>> Begin

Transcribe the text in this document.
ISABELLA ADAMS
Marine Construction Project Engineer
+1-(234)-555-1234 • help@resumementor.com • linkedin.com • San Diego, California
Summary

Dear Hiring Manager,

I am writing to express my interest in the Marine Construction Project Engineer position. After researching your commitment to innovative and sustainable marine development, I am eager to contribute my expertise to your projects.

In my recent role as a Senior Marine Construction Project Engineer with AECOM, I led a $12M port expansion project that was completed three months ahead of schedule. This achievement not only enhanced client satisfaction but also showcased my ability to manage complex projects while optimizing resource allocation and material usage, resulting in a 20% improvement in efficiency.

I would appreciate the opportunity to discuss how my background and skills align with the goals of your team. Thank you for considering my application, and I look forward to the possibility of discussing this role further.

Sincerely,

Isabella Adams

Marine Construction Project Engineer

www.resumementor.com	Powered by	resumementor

>> End
>> Begin

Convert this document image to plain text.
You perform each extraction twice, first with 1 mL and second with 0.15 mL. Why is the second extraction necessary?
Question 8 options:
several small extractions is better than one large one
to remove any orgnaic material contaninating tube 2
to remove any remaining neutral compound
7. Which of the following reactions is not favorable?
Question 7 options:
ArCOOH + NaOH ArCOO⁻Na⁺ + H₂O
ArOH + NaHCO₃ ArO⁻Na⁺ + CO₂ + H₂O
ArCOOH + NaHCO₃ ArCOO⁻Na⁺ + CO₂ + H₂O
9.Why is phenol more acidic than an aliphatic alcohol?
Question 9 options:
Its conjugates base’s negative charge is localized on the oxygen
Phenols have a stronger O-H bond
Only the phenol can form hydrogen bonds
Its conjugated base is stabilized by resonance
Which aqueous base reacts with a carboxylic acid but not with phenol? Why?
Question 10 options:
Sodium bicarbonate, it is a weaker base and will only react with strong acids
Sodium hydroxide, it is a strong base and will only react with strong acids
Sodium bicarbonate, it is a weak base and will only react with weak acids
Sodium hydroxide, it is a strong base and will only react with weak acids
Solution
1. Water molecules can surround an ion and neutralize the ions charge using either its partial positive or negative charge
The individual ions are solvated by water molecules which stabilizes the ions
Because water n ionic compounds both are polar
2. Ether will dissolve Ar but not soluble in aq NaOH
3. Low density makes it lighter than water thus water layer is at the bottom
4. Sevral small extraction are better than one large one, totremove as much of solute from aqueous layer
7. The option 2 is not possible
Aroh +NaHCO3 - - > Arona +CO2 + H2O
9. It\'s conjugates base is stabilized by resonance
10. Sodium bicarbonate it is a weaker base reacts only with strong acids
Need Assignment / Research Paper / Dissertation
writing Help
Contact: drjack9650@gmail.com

>> End
>> Begin

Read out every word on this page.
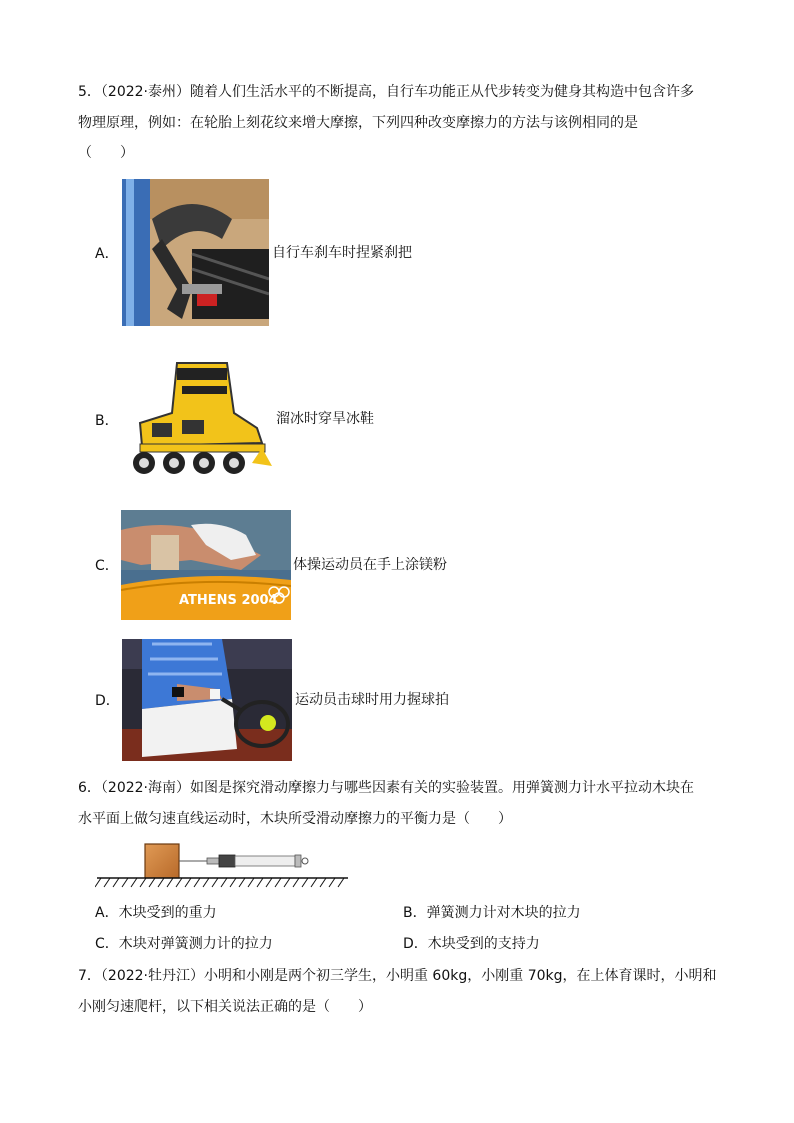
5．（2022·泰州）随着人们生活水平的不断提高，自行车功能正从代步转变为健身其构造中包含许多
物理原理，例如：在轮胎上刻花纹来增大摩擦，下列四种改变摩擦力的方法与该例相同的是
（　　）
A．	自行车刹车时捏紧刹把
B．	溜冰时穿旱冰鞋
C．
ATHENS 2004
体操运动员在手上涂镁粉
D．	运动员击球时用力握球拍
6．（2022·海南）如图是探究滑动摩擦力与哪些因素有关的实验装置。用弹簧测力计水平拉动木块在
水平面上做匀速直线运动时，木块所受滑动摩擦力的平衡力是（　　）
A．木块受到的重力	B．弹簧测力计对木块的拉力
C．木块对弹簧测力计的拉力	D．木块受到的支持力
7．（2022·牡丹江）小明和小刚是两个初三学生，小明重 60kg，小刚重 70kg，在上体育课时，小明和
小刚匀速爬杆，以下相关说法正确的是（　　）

>> End

WHAT TO DO ->
Determine the number of lines in the entries above where the string "ArCOOH" appears. Answer with the number alone.

WRITTEN ANSWER ->
2